RECORD EXTRACTS.
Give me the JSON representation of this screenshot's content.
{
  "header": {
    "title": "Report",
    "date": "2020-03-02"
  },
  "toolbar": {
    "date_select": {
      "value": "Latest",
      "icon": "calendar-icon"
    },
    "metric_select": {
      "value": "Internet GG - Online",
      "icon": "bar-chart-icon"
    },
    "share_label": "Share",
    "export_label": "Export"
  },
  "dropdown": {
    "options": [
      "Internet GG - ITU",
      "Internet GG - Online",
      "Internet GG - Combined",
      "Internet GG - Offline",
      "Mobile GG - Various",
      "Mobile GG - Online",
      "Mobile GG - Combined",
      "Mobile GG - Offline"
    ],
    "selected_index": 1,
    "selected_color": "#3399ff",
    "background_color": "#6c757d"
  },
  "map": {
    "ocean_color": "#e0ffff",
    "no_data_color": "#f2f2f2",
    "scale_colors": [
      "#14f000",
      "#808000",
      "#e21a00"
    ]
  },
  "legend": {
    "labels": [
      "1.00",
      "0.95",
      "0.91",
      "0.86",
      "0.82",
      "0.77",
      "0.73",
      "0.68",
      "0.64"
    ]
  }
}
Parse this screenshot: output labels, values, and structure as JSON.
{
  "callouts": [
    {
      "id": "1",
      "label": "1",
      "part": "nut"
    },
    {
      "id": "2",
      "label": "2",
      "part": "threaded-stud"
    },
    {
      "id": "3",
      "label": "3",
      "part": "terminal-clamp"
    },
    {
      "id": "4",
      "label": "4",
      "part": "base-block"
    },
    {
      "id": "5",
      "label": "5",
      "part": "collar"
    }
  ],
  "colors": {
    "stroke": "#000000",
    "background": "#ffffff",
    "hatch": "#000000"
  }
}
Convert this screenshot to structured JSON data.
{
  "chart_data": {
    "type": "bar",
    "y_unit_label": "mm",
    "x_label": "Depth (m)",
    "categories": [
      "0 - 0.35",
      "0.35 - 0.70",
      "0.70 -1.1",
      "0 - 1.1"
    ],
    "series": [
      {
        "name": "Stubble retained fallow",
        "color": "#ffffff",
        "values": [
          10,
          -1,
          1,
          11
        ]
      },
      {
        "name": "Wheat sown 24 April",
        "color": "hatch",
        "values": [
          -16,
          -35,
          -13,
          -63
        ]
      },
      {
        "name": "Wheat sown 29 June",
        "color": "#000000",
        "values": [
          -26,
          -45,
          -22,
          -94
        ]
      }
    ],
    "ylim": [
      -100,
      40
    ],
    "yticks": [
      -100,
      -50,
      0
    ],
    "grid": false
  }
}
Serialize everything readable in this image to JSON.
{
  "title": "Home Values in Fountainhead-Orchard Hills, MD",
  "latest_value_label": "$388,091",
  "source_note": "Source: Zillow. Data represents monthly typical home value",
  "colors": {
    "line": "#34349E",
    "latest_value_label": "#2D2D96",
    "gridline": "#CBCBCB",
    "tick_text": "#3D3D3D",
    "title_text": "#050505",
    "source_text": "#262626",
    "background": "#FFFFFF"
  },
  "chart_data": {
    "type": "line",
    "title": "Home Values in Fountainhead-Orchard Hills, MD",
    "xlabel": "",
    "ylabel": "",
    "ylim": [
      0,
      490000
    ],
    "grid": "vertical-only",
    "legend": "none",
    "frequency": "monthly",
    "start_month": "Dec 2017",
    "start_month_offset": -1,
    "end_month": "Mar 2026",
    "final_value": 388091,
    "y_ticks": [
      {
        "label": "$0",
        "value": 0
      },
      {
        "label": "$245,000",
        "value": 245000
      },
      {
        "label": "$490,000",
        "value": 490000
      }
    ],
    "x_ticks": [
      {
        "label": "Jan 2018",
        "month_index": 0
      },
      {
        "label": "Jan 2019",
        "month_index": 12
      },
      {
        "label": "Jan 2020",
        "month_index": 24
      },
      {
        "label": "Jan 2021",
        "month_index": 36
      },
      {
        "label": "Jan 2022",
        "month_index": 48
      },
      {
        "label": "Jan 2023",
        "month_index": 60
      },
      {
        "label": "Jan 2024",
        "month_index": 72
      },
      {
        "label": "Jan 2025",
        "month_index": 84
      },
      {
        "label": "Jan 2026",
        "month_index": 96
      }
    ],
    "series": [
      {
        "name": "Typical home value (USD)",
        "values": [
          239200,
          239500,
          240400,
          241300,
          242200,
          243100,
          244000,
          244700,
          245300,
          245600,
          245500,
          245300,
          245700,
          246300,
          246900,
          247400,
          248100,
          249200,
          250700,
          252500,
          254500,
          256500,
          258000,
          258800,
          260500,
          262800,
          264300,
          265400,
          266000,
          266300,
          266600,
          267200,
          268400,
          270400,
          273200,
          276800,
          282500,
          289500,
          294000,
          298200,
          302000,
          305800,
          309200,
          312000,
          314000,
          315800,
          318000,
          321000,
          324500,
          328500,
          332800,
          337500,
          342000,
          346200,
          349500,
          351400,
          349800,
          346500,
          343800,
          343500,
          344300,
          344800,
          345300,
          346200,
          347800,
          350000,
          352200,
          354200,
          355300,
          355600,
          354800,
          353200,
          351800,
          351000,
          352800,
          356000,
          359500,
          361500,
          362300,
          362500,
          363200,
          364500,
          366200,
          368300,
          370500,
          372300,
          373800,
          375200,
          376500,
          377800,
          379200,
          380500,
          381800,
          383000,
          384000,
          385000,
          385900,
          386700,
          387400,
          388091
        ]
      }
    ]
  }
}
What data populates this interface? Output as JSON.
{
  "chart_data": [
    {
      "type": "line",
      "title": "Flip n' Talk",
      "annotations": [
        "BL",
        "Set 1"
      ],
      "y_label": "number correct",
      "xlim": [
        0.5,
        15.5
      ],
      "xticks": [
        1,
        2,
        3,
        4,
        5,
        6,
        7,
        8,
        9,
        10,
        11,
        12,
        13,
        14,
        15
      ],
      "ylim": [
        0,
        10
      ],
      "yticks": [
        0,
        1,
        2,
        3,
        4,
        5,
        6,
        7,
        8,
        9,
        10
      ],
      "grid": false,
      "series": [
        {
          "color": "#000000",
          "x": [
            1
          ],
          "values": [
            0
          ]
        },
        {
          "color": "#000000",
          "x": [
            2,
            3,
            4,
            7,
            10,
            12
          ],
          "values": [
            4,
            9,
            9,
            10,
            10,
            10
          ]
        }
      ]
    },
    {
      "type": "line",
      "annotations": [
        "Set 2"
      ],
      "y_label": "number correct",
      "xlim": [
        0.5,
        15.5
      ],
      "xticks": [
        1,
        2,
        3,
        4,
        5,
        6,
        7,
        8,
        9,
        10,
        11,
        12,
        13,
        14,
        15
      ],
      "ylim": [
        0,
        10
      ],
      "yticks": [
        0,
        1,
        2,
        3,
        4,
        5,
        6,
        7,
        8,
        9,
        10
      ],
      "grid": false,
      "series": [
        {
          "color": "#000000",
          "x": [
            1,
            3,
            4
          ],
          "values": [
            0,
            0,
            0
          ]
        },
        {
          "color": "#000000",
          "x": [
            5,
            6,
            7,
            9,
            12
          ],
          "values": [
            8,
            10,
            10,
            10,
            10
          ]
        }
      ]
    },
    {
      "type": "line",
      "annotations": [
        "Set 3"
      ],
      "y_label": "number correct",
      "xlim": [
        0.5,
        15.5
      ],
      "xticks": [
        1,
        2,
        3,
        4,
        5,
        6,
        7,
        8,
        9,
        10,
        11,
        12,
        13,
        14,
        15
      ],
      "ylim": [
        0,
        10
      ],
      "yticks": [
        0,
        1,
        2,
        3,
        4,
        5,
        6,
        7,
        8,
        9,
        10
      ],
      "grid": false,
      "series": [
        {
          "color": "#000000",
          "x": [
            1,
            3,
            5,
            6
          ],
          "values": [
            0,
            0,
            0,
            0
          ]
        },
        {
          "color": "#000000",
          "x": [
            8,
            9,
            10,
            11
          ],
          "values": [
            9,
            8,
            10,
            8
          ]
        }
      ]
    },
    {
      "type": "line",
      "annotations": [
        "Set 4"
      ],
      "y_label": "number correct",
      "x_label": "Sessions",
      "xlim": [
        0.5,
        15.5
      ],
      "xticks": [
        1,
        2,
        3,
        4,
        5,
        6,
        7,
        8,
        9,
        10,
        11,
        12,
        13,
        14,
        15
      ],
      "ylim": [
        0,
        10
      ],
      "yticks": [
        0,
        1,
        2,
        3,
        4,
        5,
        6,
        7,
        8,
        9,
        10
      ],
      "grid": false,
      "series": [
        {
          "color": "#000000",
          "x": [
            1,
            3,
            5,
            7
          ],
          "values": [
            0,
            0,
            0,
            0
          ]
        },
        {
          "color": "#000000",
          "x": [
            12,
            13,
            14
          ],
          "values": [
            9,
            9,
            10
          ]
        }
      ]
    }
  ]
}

PROBLEM STATEMENT.
What is the number of lines in the listing that include the word "this"? Give that number and nothing else.

TASK ANSWER.
5